Items from a figure collection ::
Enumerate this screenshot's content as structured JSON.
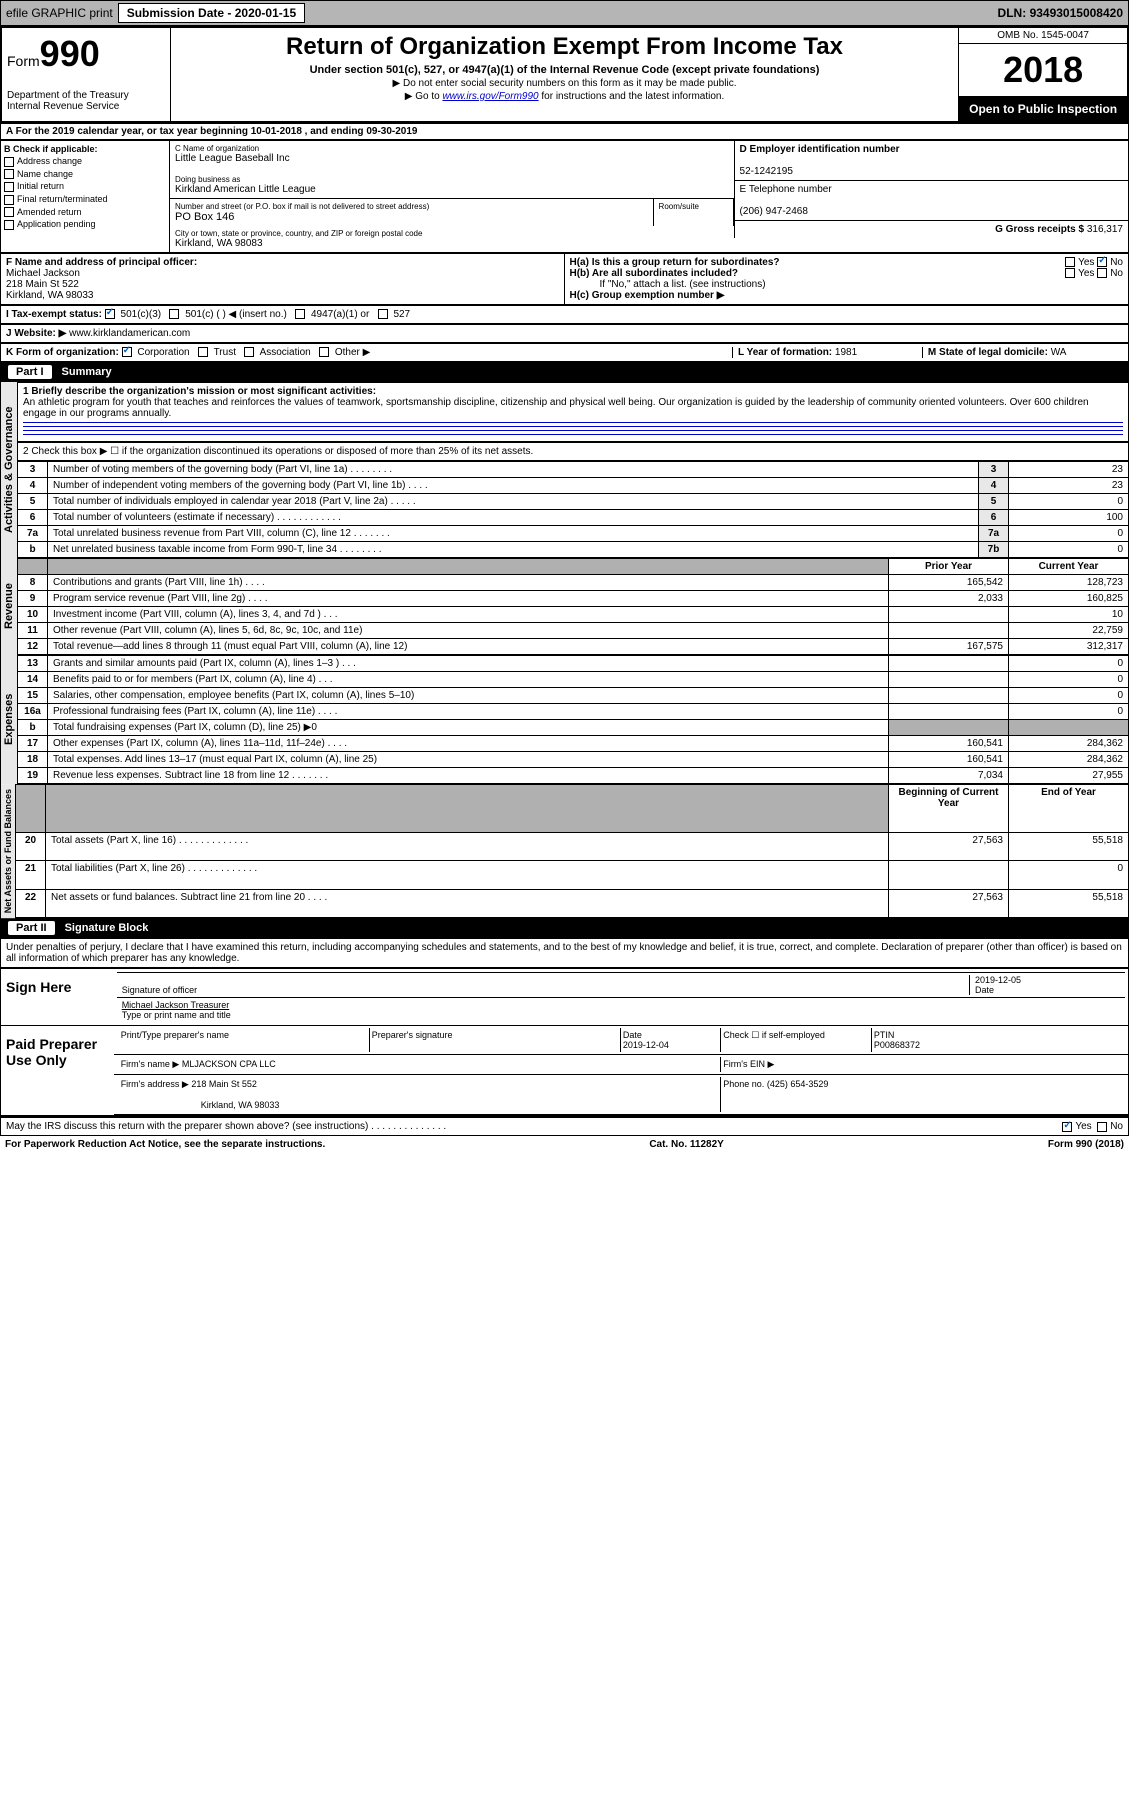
{
  "topbar": {
    "efile": "efile GRAPHIC print",
    "submission_label": "Submission Date",
    "submission_date": "2020-01-15",
    "dln_label": "DLN:",
    "dln": "93493015008420"
  },
  "header": {
    "form": "Form",
    "form_num": "990",
    "dept": "Department of the Treasury\nInternal Revenue Service",
    "title": "Return of Organization Exempt From Income Tax",
    "subtitle": "Under section 501(c), 527, or 4947(a)(1) of the Internal Revenue Code (except private foundations)",
    "note1": "▶ Do not enter social security numbers on this form as it may be made public.",
    "note2": "▶ Go to www.irs.gov/Form990 for instructions and the latest information.",
    "omb": "OMB No. 1545-0047",
    "year": "2018",
    "inspection": "Open to Public Inspection"
  },
  "sectionA": "A For the 2019 calendar year, or tax year beginning 10-01-2018   , and ending 09-30-2019",
  "sectionB": {
    "label": "B Check if applicable:",
    "items": [
      "Address change",
      "Name change",
      "Initial return",
      "Final return/terminated",
      "Amended return",
      "Application pending"
    ]
  },
  "sectionC": {
    "name_label": "C Name of organization",
    "name": "Little League Baseball Inc",
    "dba_label": "Doing business as",
    "dba": "Kirkland American Little League",
    "addr_label": "Number and street (or P.O. box if mail is not delivered to street address)",
    "addr": "PO Box 146",
    "room_label": "Room/suite",
    "city_label": "City or town, state or province, country, and ZIP or foreign postal code",
    "city": "Kirkland, WA  98083"
  },
  "sectionD": {
    "label": "D Employer identification number",
    "value": "52-1242195"
  },
  "sectionE": {
    "label": "E Telephone number",
    "value": "(206) 947-2468"
  },
  "sectionG": {
    "label": "G Gross receipts $",
    "value": "316,317"
  },
  "sectionF": {
    "label": "F  Name and address of principal officer:",
    "name": "Michael Jackson",
    "addr": "218 Main St 522",
    "city": "Kirkland, WA  98033"
  },
  "sectionH": {
    "a": "H(a)  Is this a group return for subordinates?",
    "b": "H(b)  Are all subordinates included?",
    "b_note": "If \"No,\" attach a list. (see instructions)",
    "c": "H(c)  Group exemption number ▶"
  },
  "sectionI": {
    "label": "I   Tax-exempt status:",
    "opts": [
      "501(c)(3)",
      "501(c) (  ) ◀ (insert no.)",
      "4947(a)(1) or",
      "527"
    ]
  },
  "sectionJ": {
    "label": "J   Website: ▶",
    "value": "www.kirklandamerican.com"
  },
  "sectionK": {
    "label": "K Form of organization:",
    "opts": [
      "Corporation",
      "Trust",
      "Association",
      "Other ▶"
    ]
  },
  "sectionL": {
    "label": "L Year of formation:",
    "value": "1981"
  },
  "sectionM": {
    "label": "M State of legal domicile:",
    "value": "WA"
  },
  "part1": {
    "title": "Summary",
    "q1_label": "1   Briefly describe the organization's mission or most significant activities:",
    "q1_text": "An athletic program for youth that teaches and reinforces the values of teamwork, sportsmanship discipline, citizenship and physical well being. Our organization is guided by the leadership of community oriented volunteers. Over 600 children engage in our programs annually.",
    "q2": "2   Check this box ▶ ☐  if the organization discontinued its operations or disposed of more than 25% of its net assets.",
    "rows_top": [
      {
        "n": "3",
        "label": "Number of voting members of the governing body (Part VI, line 1a)  .    .    .    .    .    .    .    .",
        "box": "3",
        "val": "23"
      },
      {
        "n": "4",
        "label": "Number of independent voting members of the governing body (Part VI, line 1b)   .    .    .    .",
        "box": "4",
        "val": "23"
      },
      {
        "n": "5",
        "label": "Total number of individuals employed in calendar year 2018 (Part V, line 2a)   .    .    .    .    .",
        "box": "5",
        "val": "0"
      },
      {
        "n": "6",
        "label": "Total number of volunteers (estimate if necessary)   .    .    .    .    .    .    .    .    .    .    .    .",
        "box": "6",
        "val": "100"
      },
      {
        "n": "7a",
        "label": "Total unrelated business revenue from Part VIII, column (C), line 12   .    .    .    .    .    .    .",
        "box": "7a",
        "val": "0"
      },
      {
        "n": "b",
        "label": "Net unrelated business taxable income from Form 990-T, line 34   .    .    .    .    .    .    .    .",
        "box": "7b",
        "val": "0"
      }
    ],
    "col_headers": {
      "prior": "Prior Year",
      "current": "Current Year"
    },
    "revenue": [
      {
        "n": "8",
        "label": "Contributions and grants (Part VIII, line 1h)   .    .    .    .",
        "prior": "165,542",
        "current": "128,723"
      },
      {
        "n": "9",
        "label": "Program service revenue (Part VIII, line 2g)   .    .    .    .",
        "prior": "2,033",
        "current": "160,825"
      },
      {
        "n": "10",
        "label": "Investment income (Part VIII, column (A), lines 3, 4, and 7d )   .    .    .",
        "prior": "",
        "current": "10"
      },
      {
        "n": "11",
        "label": "Other revenue (Part VIII, column (A), lines 5, 6d, 8c, 9c, 10c, and 11e)",
        "prior": "",
        "current": "22,759"
      },
      {
        "n": "12",
        "label": "Total revenue—add lines 8 through 11 (must equal Part VIII, column (A), line 12)",
        "prior": "167,575",
        "current": "312,317"
      }
    ],
    "expenses": [
      {
        "n": "13",
        "label": "Grants and similar amounts paid (Part IX, column (A), lines 1–3 )   .    .    .",
        "prior": "",
        "current": "0"
      },
      {
        "n": "14",
        "label": "Benefits paid to or for members (Part IX, column (A), line 4)   .    .    .",
        "prior": "",
        "current": "0"
      },
      {
        "n": "15",
        "label": "Salaries, other compensation, employee benefits (Part IX, column (A), lines 5–10)",
        "prior": "",
        "current": "0"
      },
      {
        "n": "16a",
        "label": "Professional fundraising fees (Part IX, column (A), line 11e)   .    .    .    .",
        "prior": "",
        "current": "0"
      },
      {
        "n": "b",
        "label": "Total fundraising expenses (Part IX, column (D), line 25) ▶0",
        "prior": "gray",
        "current": "gray"
      },
      {
        "n": "17",
        "label": "Other expenses (Part IX, column (A), lines 11a–11d, 11f–24e)   .    .    .    .",
        "prior": "160,541",
        "current": "284,362"
      },
      {
        "n": "18",
        "label": "Total expenses. Add lines 13–17 (must equal Part IX, column (A), line 25)",
        "prior": "160,541",
        "current": "284,362"
      },
      {
        "n": "19",
        "label": "Revenue less expenses. Subtract line 18 from line 12 .    .    .    .    .    .    .",
        "prior": "7,034",
        "current": "27,955"
      }
    ],
    "netassets_headers": {
      "begin": "Beginning of Current Year",
      "end": "End of Year"
    },
    "netassets": [
      {
        "n": "20",
        "label": "Total assets (Part X, line 16)   .    .    .    .    .    .    .    .    .    .    .    .    .",
        "prior": "27,563",
        "current": "55,518"
      },
      {
        "n": "21",
        "label": "Total liabilities (Part X, line 26)  .    .    .    .    .    .    .    .    .    .    .    .    .",
        "prior": "",
        "current": "0"
      },
      {
        "n": "22",
        "label": "Net assets or fund balances. Subtract line 21 from line 20   .    .    .    .",
        "prior": "27,563",
        "current": "55,518"
      }
    ],
    "vert_labels": {
      "gov": "Activities & Governance",
      "rev": "Revenue",
      "exp": "Expenses",
      "net": "Net Assets or Fund Balances"
    }
  },
  "part2": {
    "title": "Signature Block",
    "declaration": "Under penalties of perjury, I declare that I have examined this return, including accompanying schedules and statements, and to the best of my knowledge and belief, it is true, correct, and complete. Declaration of preparer (other than officer) is based on all information of which preparer has any knowledge.",
    "sign_here": "Sign Here",
    "sig_officer": "Signature of officer",
    "sig_date": "2019-12-05",
    "date_label": "Date",
    "officer_name": "Michael Jackson  Treasurer",
    "type_label": "Type or print name and title",
    "paid_label": "Paid Preparer Use Only",
    "prep_name_label": "Print/Type preparer's name",
    "prep_sig_label": "Preparer's signature",
    "prep_date": "2019-12-04",
    "check_label": "Check ☐ if self-employed",
    "ptin_label": "PTIN",
    "ptin": "P00868372",
    "firm_name_label": "Firm's name     ▶",
    "firm_name": "MLJACKSON CPA LLC",
    "firm_ein_label": "Firm's EIN ▶",
    "firm_addr_label": "Firm's address ▶",
    "firm_addr": "218 Main St 552",
    "firm_city": "Kirkland, WA  98033",
    "firm_phone_label": "Phone no.",
    "firm_phone": "(425) 654-3529",
    "discuss": "May the IRS discuss this return with the preparer shown above? (see instructions)   .    .    .    .    .    .    .    .    .    .    .    .    .    ."
  },
  "footer": {
    "left": "For Paperwork Reduction Act Notice, see the separate instructions.",
    "center": "Cat. No. 11282Y",
    "right": "Form 990 (2018)"
  }
}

Task requirements :: Find how many lines of the entries contain "unrelated". Respond with the number only.

Solution to this problem :: 2